» **EXCERTO DO DOCUMENTO**:
_____
A campanha «Não és obrigado a ser praxado» arranca esta terça-feira em todas as instituições de Ensino Superior do país.

A campanha do Governo pretende acabar com a violência e garantir que os alunos possam recusar a praxe, informando-os, através de folhetos, da existência de mecanismos legais para se defenderem.

Os folhetos fazem ainda referência ao Regime Jurídico das Instituições de Ensino Superior, que qualifica como infração disciplinar «a prática de atos de violência ou coação física ou psicológica sobre outros estudantes, designadamente no quadro das praxes académicas» e que prevê sanções para essas infrações.

Com a informação que vai ser distribuída aos alunos, o Ministério da Educação pretende passar a mensagem de que a praxe é «totalmente voluntária» e, em caso de recusa, «não pode significar a exclusão dos estudantes».
_____
» **AS TUAS TAREFAS**:
1 – Cita, sem mudar nada, o trecho do texto sobre a campanha contra a praxe que começa nas palavras «A campanha do» e termina logo a seguir a «para essas infrações.».
2 – Escreve o que vem a seguir ao último parágrafo do texto sobre a campanha contra a praxe.
As linhas abaixo nada têm a ver com o texto sobre a campanha contra a praxe.

» **MATERIAL FORNECIDO**:
_____
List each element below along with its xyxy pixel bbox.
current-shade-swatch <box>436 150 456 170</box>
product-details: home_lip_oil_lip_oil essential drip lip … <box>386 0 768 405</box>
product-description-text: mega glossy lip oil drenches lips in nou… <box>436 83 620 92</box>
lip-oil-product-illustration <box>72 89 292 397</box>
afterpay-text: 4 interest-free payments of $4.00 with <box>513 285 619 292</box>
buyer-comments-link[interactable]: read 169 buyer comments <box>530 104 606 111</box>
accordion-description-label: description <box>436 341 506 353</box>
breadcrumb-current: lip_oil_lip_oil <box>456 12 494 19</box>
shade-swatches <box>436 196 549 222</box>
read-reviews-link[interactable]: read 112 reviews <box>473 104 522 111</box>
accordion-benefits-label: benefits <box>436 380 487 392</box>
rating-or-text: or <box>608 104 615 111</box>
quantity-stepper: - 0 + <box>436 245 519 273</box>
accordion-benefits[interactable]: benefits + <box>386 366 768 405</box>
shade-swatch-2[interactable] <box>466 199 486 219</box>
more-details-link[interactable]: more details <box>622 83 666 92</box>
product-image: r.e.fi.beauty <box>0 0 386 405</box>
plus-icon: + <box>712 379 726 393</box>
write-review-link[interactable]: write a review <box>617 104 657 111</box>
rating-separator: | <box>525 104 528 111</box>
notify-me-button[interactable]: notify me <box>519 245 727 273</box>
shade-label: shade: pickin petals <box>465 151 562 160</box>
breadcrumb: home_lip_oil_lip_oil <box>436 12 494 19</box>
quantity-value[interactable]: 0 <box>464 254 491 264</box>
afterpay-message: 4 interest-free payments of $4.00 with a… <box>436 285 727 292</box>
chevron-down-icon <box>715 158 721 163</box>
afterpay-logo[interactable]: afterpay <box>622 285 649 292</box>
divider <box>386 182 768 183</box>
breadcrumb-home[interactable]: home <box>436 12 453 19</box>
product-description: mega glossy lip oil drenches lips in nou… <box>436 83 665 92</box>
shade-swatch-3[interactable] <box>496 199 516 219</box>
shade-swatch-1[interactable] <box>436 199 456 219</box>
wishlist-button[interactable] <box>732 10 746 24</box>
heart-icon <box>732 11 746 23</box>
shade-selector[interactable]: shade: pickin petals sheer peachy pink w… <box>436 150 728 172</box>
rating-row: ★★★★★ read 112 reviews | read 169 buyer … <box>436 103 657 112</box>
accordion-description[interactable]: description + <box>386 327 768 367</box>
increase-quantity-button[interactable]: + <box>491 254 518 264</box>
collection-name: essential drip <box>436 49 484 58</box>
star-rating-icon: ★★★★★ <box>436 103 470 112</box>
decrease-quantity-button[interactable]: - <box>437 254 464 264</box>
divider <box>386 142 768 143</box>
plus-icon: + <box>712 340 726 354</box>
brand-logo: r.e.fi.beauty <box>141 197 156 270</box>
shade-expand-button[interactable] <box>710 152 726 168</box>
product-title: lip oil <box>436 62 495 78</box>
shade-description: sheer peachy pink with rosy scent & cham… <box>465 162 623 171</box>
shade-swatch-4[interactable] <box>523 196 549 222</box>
_____
» **AS TUAS RESPOSTAS**:
1 –
A campanha do Governo pretende acabar com a violência e garantir que os alunos possam recusar a praxe, informando-os, através de folhetos, da existência de mecanismos legais para se defenderem.

Os folhetos fazem ainda referência ao Regime Jurídico das Instituições de Ensino Superior, que qualifica como infração disciplinar «a prática de atos de violência ou coação física ou psicológica sobre outros estudantes, designadamente no quadro das praxes académicas» e que prevê sanções para essas infrações.

2 –
Foi ainda criado um endereço de email (praxesabusivas@mec.gov.pt) para denunciar as praxes que ofendam a integridade física ou psicológica.

A campanha desafia ainda os alunos a denunciar situações de «abuso ocorridos no âmbito das atividades de praxe».

A proposta para a realização da campanha foi aprovada, por unanimidade, em fevereiro, na Assembleia da República, na sequência da tragédia do Meco.